■ Task details ■
Filter these entries so that only lines with the word "沃克环流强度异常" remain.

:::::

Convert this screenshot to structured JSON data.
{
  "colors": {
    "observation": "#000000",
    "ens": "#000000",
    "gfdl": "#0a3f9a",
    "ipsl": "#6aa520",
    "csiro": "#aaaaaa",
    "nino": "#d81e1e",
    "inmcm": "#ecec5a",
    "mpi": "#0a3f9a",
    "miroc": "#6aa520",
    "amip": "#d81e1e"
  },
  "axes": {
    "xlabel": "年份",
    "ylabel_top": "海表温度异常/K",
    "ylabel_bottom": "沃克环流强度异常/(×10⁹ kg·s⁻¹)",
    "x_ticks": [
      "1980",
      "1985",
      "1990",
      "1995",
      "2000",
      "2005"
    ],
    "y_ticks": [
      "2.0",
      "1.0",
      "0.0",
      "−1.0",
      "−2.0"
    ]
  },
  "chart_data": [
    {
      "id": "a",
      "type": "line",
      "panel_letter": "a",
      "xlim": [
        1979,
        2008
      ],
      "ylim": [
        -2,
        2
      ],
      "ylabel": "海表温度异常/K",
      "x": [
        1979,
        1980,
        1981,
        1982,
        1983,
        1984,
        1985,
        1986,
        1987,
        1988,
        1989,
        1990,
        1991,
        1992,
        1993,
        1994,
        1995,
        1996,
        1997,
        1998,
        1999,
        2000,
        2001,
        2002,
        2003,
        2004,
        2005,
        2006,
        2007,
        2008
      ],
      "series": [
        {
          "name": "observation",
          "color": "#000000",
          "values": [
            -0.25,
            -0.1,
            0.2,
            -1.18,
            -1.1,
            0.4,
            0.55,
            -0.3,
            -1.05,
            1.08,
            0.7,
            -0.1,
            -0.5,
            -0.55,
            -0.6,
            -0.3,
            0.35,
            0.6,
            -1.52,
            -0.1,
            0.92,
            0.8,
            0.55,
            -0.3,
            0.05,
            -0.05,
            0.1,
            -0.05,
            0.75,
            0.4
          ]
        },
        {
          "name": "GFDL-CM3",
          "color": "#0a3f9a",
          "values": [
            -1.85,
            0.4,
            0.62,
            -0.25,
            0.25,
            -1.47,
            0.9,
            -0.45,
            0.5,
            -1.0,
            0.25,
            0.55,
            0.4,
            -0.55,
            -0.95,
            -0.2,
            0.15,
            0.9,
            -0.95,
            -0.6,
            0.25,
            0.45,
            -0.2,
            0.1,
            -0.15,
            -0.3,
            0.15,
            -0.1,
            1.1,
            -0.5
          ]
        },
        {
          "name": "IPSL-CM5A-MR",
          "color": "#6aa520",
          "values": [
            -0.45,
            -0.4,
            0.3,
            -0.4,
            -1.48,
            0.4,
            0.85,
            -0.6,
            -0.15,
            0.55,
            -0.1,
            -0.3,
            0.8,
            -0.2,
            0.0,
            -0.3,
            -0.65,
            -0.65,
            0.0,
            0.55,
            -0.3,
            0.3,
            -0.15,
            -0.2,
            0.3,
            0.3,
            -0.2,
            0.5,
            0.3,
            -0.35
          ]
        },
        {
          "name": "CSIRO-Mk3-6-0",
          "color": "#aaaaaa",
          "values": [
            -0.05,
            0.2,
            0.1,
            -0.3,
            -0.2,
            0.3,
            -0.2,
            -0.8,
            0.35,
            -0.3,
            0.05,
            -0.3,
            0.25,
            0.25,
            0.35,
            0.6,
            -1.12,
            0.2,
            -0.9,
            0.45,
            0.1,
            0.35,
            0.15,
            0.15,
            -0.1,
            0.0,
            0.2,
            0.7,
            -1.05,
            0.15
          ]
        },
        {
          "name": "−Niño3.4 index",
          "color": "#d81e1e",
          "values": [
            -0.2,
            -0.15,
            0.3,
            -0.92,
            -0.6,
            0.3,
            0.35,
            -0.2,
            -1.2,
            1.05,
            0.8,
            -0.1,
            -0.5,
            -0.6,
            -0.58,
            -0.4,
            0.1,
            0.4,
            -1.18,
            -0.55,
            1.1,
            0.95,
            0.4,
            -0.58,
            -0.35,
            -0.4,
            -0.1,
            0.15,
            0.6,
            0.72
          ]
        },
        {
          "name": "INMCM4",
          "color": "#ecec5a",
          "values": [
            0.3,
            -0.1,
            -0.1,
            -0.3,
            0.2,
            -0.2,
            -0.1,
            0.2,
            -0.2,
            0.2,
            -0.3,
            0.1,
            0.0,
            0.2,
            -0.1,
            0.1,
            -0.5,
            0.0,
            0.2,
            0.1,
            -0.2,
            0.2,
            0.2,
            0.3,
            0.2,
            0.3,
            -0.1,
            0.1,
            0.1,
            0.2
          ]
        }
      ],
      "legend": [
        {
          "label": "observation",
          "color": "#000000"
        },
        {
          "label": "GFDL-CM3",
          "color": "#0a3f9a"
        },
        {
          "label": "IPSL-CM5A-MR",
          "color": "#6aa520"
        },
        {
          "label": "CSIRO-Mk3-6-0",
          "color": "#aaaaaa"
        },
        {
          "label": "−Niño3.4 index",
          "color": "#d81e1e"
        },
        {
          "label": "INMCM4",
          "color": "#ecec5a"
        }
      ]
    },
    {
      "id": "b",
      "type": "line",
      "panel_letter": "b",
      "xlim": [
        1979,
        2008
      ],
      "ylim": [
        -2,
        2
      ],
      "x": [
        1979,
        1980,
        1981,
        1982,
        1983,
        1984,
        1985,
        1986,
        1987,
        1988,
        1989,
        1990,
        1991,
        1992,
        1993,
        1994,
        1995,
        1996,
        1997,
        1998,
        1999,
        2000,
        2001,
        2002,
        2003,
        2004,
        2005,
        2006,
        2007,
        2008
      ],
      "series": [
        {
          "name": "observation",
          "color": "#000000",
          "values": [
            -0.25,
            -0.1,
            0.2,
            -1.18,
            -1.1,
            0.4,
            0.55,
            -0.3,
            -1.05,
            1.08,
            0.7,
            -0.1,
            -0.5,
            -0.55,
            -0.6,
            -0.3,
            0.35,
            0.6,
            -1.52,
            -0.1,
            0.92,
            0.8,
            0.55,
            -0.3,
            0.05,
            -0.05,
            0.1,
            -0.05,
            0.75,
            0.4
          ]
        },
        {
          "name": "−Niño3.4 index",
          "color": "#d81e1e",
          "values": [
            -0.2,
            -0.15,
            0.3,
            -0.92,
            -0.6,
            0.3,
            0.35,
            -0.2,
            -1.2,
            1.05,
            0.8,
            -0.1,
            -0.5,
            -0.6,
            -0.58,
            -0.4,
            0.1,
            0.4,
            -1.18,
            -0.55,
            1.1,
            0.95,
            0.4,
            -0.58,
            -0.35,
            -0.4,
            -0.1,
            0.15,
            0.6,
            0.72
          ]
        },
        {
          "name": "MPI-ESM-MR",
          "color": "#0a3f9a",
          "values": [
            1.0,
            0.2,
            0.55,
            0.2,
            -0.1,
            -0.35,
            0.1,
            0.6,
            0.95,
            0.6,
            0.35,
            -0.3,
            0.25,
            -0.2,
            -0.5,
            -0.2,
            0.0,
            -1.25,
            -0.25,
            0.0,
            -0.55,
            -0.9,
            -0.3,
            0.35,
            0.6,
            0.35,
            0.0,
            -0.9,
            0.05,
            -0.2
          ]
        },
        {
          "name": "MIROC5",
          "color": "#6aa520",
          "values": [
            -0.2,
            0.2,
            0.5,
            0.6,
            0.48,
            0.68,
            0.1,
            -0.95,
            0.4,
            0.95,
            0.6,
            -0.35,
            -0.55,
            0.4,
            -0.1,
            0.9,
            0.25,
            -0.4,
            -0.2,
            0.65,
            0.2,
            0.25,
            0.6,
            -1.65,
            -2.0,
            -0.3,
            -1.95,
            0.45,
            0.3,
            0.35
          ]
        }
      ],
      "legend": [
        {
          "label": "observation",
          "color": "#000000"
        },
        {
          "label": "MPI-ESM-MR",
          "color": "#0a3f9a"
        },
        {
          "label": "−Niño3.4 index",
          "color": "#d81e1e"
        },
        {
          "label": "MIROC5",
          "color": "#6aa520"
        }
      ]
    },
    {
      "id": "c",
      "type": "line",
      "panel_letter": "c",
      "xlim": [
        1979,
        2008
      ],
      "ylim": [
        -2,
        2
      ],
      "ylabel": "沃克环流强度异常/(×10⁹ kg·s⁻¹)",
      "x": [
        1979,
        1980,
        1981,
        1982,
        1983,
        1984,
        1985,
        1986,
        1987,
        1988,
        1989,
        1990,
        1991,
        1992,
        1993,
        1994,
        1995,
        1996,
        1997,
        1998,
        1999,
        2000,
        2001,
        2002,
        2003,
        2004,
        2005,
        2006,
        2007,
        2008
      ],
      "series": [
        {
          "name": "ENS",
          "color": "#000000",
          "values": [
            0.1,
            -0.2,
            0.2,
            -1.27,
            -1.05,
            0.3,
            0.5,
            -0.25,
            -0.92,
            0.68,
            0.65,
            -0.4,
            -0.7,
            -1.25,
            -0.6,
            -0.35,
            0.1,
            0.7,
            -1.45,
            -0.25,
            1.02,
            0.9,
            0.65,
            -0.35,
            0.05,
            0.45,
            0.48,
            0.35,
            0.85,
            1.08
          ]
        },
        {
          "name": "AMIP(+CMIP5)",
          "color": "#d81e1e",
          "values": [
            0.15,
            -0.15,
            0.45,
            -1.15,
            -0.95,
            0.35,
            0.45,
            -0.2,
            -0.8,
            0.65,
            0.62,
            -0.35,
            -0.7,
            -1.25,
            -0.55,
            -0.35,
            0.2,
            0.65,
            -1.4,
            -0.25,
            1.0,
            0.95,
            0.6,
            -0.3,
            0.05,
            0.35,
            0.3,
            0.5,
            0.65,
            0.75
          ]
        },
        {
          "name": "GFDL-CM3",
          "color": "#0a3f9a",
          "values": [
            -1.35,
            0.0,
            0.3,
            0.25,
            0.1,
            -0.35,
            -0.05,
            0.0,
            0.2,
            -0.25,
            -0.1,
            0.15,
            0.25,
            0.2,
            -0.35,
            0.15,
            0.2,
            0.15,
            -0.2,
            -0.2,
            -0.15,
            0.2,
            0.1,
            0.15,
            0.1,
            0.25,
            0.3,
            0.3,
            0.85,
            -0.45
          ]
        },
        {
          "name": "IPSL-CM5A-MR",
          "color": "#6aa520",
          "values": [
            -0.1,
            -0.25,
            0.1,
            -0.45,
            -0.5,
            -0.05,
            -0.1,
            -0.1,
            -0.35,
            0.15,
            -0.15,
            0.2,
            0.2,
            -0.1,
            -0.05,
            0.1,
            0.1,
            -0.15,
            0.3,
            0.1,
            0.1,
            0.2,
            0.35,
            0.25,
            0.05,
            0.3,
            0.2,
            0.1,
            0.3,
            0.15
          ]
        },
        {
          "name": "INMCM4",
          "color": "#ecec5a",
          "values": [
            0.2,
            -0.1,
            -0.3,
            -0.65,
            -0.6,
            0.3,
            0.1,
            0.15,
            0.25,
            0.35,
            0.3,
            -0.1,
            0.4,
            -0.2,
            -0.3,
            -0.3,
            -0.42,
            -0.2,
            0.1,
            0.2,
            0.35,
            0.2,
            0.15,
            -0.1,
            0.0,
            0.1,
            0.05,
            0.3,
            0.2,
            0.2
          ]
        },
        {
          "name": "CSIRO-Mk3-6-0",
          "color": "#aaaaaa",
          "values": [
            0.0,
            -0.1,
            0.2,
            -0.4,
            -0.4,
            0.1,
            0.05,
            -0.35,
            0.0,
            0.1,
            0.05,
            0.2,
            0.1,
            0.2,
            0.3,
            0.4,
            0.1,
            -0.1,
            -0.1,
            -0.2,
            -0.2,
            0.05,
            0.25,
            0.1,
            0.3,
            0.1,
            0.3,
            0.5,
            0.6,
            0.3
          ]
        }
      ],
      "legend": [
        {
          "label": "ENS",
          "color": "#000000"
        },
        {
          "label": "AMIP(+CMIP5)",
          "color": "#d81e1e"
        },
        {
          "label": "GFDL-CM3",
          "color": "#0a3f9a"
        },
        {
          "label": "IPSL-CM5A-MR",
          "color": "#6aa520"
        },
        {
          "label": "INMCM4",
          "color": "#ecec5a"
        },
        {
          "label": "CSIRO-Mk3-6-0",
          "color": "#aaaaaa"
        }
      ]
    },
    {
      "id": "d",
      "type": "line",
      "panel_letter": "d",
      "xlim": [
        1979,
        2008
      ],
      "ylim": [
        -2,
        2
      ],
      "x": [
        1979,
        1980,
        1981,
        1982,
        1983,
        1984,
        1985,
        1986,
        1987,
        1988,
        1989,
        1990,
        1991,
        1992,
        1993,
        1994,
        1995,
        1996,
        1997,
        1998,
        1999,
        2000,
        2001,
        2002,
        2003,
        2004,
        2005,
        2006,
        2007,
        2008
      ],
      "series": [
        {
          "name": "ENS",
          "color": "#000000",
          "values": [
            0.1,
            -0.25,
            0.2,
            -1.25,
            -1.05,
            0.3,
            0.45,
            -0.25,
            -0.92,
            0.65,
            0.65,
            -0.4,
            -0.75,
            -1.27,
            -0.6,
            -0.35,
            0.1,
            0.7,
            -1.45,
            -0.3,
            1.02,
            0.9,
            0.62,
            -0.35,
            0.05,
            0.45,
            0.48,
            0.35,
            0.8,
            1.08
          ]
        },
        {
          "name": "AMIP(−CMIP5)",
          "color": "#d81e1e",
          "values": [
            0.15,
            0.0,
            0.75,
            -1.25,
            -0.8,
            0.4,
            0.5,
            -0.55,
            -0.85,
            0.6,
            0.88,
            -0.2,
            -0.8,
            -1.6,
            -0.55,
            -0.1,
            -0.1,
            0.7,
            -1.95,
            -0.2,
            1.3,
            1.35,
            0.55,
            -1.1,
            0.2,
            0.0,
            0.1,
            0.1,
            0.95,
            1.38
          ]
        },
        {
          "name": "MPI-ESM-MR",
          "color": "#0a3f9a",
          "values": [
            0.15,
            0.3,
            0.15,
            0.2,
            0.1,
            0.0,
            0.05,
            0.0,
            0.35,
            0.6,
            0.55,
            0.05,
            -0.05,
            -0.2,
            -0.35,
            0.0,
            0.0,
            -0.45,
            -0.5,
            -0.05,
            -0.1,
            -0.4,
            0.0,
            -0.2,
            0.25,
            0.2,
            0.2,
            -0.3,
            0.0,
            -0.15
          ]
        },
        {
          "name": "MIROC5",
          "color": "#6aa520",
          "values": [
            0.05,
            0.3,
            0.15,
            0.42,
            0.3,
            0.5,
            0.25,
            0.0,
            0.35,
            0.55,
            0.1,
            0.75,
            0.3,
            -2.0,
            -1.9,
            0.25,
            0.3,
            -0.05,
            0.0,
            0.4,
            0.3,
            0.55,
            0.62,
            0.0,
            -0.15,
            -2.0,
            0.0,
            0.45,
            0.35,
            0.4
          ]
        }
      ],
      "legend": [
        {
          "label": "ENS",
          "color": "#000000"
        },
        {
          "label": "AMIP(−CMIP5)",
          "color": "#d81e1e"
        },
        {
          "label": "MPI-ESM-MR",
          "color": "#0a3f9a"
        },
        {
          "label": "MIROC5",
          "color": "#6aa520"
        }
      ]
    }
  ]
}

:::::

■ The result ■
    "ylabel_bottom": "沃克环流强度异常/(×10⁹ kg·s⁻¹)",
      "ylabel": "沃克环流强度异常/(×10⁹ kg·s⁻¹)",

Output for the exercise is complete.